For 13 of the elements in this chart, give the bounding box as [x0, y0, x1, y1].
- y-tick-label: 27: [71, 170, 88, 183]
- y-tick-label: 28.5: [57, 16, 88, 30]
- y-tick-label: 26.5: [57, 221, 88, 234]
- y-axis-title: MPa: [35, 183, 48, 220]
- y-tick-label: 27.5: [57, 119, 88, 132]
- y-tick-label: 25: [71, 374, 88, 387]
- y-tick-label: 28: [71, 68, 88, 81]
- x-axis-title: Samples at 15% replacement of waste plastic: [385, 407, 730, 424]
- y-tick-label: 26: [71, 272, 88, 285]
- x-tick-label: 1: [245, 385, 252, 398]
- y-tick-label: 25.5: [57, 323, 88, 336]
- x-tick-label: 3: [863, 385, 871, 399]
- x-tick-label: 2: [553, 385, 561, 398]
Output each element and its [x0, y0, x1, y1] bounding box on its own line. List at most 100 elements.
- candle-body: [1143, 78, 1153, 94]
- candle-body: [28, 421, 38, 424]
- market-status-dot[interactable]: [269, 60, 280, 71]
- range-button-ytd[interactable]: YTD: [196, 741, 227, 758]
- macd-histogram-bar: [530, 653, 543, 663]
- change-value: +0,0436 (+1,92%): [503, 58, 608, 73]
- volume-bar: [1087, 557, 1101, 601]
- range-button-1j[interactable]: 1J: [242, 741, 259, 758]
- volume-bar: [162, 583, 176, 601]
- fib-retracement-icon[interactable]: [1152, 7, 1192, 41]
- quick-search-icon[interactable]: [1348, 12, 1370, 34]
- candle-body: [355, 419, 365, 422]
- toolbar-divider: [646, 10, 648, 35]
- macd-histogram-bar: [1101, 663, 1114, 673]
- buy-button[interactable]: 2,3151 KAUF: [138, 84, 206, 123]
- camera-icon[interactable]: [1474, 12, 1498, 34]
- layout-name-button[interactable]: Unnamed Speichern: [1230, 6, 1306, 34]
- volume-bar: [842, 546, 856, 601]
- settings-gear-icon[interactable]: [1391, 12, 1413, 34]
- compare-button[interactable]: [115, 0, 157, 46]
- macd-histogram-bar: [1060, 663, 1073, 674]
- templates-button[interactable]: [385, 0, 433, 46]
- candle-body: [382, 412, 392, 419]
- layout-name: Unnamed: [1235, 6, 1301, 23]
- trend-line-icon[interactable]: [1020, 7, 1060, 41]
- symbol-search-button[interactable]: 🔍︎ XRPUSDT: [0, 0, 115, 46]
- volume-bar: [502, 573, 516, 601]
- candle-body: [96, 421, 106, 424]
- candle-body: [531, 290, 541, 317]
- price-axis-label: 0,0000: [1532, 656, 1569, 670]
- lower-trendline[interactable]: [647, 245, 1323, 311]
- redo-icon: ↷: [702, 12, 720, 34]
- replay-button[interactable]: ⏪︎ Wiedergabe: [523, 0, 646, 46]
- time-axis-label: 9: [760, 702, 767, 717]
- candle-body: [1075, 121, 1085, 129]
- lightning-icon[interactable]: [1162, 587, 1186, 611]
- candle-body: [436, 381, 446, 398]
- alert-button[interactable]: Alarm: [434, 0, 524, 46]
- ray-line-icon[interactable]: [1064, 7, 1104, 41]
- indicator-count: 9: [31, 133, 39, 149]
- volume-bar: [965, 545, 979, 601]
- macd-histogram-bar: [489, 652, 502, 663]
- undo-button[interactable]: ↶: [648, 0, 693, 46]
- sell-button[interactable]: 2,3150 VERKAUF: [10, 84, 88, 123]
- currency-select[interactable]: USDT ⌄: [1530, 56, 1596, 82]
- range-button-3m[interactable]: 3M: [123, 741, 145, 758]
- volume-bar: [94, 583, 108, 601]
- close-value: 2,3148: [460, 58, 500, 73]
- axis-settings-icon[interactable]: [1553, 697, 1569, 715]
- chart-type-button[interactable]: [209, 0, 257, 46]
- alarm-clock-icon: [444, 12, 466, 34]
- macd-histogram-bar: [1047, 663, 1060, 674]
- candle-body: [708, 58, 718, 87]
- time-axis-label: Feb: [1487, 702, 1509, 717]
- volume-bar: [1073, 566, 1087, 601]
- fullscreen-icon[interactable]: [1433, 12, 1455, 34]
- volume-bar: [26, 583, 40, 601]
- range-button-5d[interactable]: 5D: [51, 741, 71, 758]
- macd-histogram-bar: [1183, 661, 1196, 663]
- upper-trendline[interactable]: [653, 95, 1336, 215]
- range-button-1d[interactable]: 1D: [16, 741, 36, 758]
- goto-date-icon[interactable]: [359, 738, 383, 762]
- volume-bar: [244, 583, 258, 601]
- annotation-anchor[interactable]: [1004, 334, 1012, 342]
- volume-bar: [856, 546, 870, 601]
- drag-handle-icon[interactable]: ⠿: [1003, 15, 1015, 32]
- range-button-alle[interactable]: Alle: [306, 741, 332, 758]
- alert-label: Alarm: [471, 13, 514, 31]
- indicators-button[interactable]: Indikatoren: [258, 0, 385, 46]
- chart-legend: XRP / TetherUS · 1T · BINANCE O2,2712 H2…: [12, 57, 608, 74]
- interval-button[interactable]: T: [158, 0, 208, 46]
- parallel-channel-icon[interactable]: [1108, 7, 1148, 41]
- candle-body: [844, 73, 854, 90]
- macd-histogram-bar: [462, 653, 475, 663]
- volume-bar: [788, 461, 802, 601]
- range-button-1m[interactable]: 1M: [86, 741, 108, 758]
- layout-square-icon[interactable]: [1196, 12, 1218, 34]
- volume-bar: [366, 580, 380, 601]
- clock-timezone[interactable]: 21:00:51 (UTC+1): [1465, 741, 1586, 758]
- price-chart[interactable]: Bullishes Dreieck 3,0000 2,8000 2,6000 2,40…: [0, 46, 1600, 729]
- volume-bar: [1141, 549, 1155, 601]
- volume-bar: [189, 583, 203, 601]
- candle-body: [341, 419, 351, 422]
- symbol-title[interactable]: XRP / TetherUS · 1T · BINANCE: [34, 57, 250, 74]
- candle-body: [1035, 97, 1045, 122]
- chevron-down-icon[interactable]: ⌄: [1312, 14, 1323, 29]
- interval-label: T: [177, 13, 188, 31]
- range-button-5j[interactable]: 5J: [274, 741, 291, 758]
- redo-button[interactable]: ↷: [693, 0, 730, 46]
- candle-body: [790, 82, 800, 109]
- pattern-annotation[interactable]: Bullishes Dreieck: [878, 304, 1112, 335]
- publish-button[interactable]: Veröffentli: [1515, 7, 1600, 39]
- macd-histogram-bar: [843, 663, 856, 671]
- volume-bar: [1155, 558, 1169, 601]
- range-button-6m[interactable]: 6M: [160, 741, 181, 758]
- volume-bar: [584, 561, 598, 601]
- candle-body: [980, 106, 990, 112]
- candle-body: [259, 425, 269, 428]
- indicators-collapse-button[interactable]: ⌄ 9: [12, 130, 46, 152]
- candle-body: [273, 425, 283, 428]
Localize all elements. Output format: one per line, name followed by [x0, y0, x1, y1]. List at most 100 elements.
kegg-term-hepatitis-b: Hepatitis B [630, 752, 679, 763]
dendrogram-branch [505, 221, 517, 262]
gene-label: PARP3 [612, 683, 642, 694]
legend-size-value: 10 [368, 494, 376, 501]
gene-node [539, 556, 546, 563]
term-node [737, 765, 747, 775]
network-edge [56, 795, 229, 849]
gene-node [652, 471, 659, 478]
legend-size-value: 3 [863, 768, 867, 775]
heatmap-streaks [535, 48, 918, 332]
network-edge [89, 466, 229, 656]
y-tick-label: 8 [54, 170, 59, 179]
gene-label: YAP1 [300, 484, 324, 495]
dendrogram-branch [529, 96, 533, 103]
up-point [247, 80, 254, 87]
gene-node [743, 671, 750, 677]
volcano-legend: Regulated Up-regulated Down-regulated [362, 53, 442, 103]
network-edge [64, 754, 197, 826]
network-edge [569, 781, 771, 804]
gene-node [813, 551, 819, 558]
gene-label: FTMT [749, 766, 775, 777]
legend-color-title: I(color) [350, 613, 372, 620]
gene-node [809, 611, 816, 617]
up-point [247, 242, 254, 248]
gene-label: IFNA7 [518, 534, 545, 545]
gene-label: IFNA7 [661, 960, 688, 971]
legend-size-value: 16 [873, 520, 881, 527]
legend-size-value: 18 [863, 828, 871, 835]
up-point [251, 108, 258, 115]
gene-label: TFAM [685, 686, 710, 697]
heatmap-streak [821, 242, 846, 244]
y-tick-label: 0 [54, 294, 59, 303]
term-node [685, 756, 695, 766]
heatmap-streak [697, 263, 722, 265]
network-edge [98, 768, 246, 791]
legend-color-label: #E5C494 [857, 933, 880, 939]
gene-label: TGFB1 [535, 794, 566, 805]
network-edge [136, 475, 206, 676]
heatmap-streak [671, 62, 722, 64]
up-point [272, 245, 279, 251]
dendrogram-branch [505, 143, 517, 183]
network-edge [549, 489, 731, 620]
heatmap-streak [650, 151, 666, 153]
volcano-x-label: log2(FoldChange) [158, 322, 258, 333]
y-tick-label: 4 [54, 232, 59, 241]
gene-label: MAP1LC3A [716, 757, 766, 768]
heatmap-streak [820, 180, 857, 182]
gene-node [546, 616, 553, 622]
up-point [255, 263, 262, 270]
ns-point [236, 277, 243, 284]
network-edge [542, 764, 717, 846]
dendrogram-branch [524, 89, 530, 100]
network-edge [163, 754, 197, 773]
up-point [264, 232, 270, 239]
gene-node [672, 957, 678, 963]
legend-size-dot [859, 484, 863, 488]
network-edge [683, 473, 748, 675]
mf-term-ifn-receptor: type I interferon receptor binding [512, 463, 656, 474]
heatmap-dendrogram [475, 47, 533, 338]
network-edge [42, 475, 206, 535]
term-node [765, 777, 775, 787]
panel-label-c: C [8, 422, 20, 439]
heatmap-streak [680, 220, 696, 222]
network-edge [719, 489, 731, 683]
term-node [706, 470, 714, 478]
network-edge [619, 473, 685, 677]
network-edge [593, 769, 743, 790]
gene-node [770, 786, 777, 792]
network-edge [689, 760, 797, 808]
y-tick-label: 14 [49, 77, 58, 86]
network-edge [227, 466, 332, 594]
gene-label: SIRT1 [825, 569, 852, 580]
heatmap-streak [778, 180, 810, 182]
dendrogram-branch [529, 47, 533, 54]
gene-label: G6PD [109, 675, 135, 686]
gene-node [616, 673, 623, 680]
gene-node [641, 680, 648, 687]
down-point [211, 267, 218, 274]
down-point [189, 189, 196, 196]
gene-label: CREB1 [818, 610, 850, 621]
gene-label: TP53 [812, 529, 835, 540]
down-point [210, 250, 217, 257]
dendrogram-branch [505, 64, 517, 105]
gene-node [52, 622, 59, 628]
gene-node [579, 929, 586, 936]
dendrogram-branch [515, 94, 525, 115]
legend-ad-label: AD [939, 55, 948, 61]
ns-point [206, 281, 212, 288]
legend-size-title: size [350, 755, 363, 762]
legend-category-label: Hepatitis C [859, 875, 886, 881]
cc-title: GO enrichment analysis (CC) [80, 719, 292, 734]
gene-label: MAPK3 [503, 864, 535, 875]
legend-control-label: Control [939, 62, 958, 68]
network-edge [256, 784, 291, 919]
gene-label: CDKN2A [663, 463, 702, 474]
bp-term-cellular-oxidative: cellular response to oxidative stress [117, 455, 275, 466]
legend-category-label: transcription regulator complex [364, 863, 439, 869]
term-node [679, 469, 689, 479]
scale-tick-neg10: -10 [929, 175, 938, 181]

+===+

### Task instructions
Update the material from its very first line through the line with "- y-tick-label: 26: [71, 272, 88, 285]", including both of those lines. Replace "bounding box" with "box coordinates" and leave everything else unchanged.

### Output
For 13 of the elements in this chart, give the box coordinates as [x0, y0, x1, y1].
- y-tick-label: 27: [71, 170, 88, 183]
- y-tick-label: 28.5: [57, 16, 88, 30]
- y-tick-label: 26.5: [57, 221, 88, 234]
- y-axis-title: MPa: [35, 183, 48, 220]
- y-tick-label: 27.5: [57, 119, 88, 132]
- y-tick-label: 25: [71, 374, 88, 387]
- y-tick-label: 28: [71, 68, 88, 81]
- x-axis-title: Samples at 15% replacement of waste plastic: [385, 407, 730, 424]
- y-tick-label: 26: [71, 272, 88, 285]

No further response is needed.